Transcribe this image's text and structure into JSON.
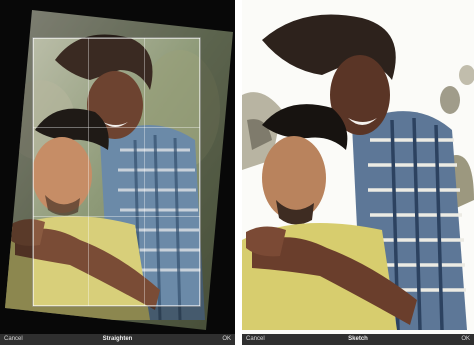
{
  "left_panel": {
    "toolbar": {
      "cancel_label": "Cancel",
      "title": "Straighten",
      "ok_label": "OK"
    },
    "icons": {
      "crop_overlay": "crop-grid-icon"
    }
  },
  "right_panel": {
    "toolbar": {
      "cancel_label": "Cancel",
      "title": "Sketch",
      "ok_label": "OK"
    }
  },
  "colors": {
    "toolbar_bg": "#2f2f2f",
    "toolbar_text": "#d8d8d8",
    "divider": "#ffffff",
    "editor_bg": "#111111"
  }
}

= PROBLEM STATEMENT =
Repeat the material above verbatim, with no pictures in the output.

= EXPECTED ANSWER =
Transcribe this image's text and structure into JSON.
{
  "left_panel": {
    "toolbar": {
      "cancel_label": "Cancel",
      "title": "Straighten",
      "ok_label": "OK"
    },
    "icons": {
      "crop_overlay": "crop-grid-icon"
    }
  },
  "right_panel": {
    "toolbar": {
      "cancel_label": "Cancel",
      "title": "Sketch",
      "ok_label": "OK"
    }
  },
  "colors": {
    "toolbar_bg": "#2f2f2f",
    "toolbar_text": "#d8d8d8",
    "divider": "#ffffff",
    "editor_bg": "#111111"
  }
}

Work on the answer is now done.